COMPLETE THE FOLLOWING —
a - Please restate the Micron earnings passage, beginning at the words "It helped the" and stopping after "the Fed cover.", swapping "buyers" for "customers".
b - According to the Micron earnings passage, what led Apple to raise prices on Macs and iPads?

DOCUMENT PASSAGE —

Micron cleared the bar. The Nasdaq still fell.

That is the key read.

Cloud memory revenue rose more than 300% to $13.77 billion. Gross margin hit 84.9%, up from 39% a year ago.

That should have been enough to restart the AI tape.

It helped the memory complex. It did not lift the whole index.

The Nasdaq still fell. Apple dropped about 5% after raising prices on Macs and iPads. The reason was higher memory costs from tight supply.

The Cost Pass-Through

Micron proved demand. Apple proved the bill. The same memory shortage that lifts suppliers now hits buyers.

THE ARCHITECTURE

PCE gave the Fed cover.

Energy was the main driver. Energy goods and services rose 4% for the month as Iran-war costs moved through the economy.

Housing rose 0.3%. Financial services and insurance jumped 1.2%.

INFORMATION PROVIDED —
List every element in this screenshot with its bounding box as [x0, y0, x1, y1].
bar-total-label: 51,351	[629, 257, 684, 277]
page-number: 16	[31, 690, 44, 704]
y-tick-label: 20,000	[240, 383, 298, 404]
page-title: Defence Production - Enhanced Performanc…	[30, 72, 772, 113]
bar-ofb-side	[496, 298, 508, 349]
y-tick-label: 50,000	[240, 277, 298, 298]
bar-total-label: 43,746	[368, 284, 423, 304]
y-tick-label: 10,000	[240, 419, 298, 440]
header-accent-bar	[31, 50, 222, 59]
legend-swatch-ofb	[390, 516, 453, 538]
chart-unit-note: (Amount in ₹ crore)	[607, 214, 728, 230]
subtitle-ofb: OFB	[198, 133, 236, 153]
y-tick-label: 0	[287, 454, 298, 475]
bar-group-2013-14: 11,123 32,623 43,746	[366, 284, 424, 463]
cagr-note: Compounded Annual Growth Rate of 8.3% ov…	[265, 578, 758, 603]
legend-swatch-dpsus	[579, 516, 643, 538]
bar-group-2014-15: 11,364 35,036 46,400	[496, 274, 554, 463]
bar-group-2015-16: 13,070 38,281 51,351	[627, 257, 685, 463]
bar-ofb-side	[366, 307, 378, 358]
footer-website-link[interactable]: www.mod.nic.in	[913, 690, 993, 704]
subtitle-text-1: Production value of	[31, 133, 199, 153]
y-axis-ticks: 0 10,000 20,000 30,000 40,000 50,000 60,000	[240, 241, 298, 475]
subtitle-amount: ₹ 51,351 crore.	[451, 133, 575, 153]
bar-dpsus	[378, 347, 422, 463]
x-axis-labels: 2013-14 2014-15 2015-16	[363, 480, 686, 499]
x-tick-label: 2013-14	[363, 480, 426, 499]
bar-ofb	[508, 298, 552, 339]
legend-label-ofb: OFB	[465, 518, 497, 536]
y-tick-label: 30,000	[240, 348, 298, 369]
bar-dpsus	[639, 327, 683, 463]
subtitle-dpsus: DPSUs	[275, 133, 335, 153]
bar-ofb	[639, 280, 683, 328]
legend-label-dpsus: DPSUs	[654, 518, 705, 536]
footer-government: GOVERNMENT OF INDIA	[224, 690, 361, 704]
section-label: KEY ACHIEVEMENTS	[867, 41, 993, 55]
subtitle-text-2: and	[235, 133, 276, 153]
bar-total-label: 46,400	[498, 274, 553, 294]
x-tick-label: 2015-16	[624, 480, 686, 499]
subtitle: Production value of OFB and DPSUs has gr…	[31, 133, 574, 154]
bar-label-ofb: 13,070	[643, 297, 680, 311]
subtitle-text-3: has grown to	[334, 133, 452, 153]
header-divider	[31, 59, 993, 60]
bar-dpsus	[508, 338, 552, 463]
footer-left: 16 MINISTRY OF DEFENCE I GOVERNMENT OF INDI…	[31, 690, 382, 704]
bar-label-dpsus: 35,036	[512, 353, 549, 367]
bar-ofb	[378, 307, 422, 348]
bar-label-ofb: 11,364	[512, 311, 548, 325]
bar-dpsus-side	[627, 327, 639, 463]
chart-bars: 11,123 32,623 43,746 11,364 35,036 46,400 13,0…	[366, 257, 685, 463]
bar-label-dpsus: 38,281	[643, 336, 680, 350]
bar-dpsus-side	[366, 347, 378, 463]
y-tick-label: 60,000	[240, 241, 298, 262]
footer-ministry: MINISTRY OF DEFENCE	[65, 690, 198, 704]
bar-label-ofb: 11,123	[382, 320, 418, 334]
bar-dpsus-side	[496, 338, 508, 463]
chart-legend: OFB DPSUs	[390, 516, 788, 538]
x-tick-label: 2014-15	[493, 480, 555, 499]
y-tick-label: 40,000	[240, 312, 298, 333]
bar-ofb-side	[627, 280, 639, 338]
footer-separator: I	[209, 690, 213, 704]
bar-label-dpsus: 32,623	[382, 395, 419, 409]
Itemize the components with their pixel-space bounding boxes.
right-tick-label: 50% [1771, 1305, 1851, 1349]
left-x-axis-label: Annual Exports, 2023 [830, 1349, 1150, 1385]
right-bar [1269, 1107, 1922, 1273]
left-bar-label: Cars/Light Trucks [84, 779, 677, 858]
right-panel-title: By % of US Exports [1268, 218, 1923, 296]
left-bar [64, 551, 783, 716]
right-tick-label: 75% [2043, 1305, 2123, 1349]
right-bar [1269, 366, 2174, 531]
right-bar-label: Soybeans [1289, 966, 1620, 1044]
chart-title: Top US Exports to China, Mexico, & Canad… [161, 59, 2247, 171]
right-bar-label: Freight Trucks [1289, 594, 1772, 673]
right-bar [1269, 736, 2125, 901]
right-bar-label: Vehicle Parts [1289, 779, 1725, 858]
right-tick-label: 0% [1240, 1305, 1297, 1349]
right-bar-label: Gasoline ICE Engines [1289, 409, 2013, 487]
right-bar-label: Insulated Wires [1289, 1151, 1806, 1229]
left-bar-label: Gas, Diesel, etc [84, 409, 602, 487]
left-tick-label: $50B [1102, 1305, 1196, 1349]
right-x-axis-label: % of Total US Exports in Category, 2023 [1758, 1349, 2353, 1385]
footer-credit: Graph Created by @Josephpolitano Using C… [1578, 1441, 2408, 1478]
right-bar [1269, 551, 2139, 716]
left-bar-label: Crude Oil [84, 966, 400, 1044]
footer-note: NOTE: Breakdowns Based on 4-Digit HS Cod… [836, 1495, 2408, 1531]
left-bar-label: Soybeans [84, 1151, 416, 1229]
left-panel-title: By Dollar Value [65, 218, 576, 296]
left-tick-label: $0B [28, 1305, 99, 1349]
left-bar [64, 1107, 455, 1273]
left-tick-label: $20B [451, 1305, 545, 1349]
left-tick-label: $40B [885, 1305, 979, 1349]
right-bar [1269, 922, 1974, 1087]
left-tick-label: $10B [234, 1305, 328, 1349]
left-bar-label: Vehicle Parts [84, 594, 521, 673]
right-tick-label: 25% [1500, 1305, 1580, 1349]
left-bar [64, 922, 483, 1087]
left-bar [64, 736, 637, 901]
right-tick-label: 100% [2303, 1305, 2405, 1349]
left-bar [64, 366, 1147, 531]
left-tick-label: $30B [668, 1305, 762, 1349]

LIST OF SOLUTIONS —
a -
It helped the memory complex. It did not lift the whole index.

The Nasdaq still fell. Apple dropped about 5% after raising prices on Macs and iPads. The reason was higher memory costs from tight supply.

The Cost Pass-Through

Micron proved demand. Apple proved the bill. The same memory shortage that lifts suppliers now hits customers.

THE ARCHITECTURE

PCE gave the Fed cover.

b - Higher memory costs from tight supply.